What the exercise asks. Below are some records; return each one exactly.

= = = = = = =

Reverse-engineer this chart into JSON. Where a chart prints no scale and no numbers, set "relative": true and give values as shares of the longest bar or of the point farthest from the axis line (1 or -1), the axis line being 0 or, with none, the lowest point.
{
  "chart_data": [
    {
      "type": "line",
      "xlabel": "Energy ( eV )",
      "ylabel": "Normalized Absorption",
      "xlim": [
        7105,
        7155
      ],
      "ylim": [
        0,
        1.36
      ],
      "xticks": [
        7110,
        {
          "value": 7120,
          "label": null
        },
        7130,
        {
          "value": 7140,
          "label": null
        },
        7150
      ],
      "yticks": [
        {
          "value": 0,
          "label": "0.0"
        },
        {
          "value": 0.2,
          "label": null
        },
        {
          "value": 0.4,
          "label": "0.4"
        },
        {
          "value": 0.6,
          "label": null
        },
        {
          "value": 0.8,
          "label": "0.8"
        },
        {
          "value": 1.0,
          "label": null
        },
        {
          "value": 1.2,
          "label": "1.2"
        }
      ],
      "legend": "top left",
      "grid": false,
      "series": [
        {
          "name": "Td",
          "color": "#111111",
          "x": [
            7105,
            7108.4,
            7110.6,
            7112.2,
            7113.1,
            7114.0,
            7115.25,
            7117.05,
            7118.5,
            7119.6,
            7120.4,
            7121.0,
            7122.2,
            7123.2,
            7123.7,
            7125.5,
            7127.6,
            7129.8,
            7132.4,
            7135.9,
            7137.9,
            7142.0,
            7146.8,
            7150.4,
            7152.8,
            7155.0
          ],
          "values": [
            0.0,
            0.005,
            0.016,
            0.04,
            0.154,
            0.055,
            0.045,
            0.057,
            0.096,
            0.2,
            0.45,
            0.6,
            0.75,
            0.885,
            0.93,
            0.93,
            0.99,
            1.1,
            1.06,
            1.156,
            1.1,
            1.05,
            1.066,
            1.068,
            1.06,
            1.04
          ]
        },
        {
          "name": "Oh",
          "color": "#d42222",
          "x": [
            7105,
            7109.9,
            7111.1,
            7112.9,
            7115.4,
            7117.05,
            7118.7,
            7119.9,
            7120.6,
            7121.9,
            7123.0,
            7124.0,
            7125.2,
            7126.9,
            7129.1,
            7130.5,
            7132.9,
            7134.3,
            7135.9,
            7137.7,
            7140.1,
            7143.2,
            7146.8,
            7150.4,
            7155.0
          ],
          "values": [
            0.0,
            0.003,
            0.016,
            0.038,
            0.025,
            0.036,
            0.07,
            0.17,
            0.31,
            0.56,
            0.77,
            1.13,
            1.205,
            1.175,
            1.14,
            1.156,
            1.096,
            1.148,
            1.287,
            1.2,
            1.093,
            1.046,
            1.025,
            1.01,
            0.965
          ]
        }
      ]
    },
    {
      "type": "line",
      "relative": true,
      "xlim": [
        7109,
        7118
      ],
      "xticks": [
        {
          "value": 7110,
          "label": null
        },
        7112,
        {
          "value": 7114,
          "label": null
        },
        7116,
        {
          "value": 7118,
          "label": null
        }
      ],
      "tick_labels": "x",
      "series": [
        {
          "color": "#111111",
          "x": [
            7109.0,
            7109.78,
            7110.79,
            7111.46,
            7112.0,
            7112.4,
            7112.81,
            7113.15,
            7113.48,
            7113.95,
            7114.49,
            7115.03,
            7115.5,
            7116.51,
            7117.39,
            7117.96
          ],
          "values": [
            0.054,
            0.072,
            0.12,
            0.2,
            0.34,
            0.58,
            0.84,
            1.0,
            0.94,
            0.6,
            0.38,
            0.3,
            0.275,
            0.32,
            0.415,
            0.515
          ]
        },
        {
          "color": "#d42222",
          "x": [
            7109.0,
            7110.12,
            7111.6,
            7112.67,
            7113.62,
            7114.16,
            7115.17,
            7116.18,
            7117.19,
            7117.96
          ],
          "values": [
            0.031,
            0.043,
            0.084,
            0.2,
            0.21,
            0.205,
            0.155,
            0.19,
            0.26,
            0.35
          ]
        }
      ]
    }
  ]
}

= = = = = = =

Exercise solution.
Reverse-engineer this chart into JSON. Where a chart prints no scale and no numbers, set "relative": true and give values as shares of the longest bar or of the point farthest from the axis line (1 or -1), the axis line being 0 or, with none, the lowest point.
{
  "chart_data": [
    {
      "type": "line",
      "xlabel": "Energy ( eV )",
      "ylabel": "Normalized Absorption",
      "xlim": [
        7105,
        7155
      ],
      "ylim": [
        0,
        1.36
      ],
      "xticks": [
        7110,
        {
          "value": 7120,
          "label": null
        },
        7130,
        {
          "value": 7140,
          "label": null
        },
        7150
      ],
      "yticks": [
        {
          "value": 0,
          "label": "0.0"
        },
        {
          "value": 0.2,
          "label": null
        },
        {
          "value": 0.4,
          "label": "0.4"
        },
        {
          "value": 0.6,
          "label": null
        },
        {
          "value": 0.8,
          "label": "0.8"
        },
        {
          "value": 1.0,
          "label": null
        },
        {
          "value": 1.2,
          "label": "1.2"
        }
      ],
      "legend": "top left",
      "grid": false,
      "series": [
        {
          "name": "Td",
          "color": "#111111",
          "x": [
            7105,
            7108.4,
            7110.6,
            7112.2,
            7113.1,
            7114.0,
            7115.25,
            7117.05,
            7118.5,
            7119.6,
            7120.4,
            7121.0,
            7122.2,
            7123.2,
            7123.7,
            7125.5,
            7127.6,
            7129.8,
            7132.4,
            7135.9,
            7137.9,
            7142.0,
            7146.8,
            7150.4,
            7152.8,
            7155.0
          ],
          "values": [
            0.0,
            0.005,
            0.016,
            0.04,
            0.154,
            0.055,
            0.045,
            0.057,
            0.096,
            0.2,
            0.45,
            0.6,
            0.75,
            0.885,
            0.93,
            0.93,
            0.99,
            1.1,
            1.06,
            1.156,
            1.1,
            1.05,
            1.066,
            1.068,
            1.06,
            1.04
          ]
        },
        {
          "name": "Oh",
          "color": "#d42222",
          "x": [
            7105,
            7109.9,
            7111.1,
            7112.9,
            7115.4,
            7117.05,
            7118.7,
            7119.9,
            7120.6,
            7121.9,
            7123.0,
            7124.0,
            7125.2,
            7126.9,
            7129.1,
            7130.5,
            7132.9,
            7134.3,
            7135.9,
            7137.7,
            7140.1,
            7143.2,
            7146.8,
            7150.4,
            7155.0
          ],
          "values": [
            0.0,
            0.003,
            0.016,
            0.038,
            0.025,
            0.036,
            0.07,
            0.17,
            0.31,
            0.56,
            0.77,
            1.13,
            1.205,
            1.175,
            1.14,
            1.156,
            1.096,
            1.148,
            1.287,
            1.2,
            1.093,
            1.046,
            1.025,
            1.01,
            0.965
          ]
        }
      ]
    },
    {
      "type": "line",
      "relative": true,
      "xlim": [
        7109,
        7118
      ],
      "xticks": [
        {
          "value": 7110,
          "label": null
        },
        7112,
        {
          "value": 7114,
          "label": null
        },
        7116,
        {
          "value": 7118,
          "label": null
        }
      ],
      "tick_labels": "x",
      "series": [
        {
          "color": "#111111",
          "x": [
            7109.0,
            7109.78,
            7110.79,
            7111.46,
            7112.0,
            7112.4,
            7112.81,
            7113.15,
            7113.48,
            7113.95,
            7114.49,
            7115.03,
            7115.5,
            7116.51,
            7117.39,
            7117.96
          ],
          "values": [
            0.054,
            0.072,
            0.12,
            0.2,
            0.34,
            0.58,
            0.84,
            1.0,
            0.94,
            0.6,
            0.38,
            0.3,
            0.275,
            0.32,
            0.415,
            0.515
          ]
        },
        {
          "color": "#d42222",
          "x": [
            7109.0,
            7110.12,
            7111.6,
            7112.67,
            7113.62,
            7114.16,
            7115.17,
            7116.18,
            7117.19,
            7117.96
          ],
          "values": [
            0.031,
            0.043,
            0.084,
            0.2,
            0.21,
            0.205,
            0.155,
            0.19,
            0.26,
            0.35
          ]
        }
      ]
    }
  ]
}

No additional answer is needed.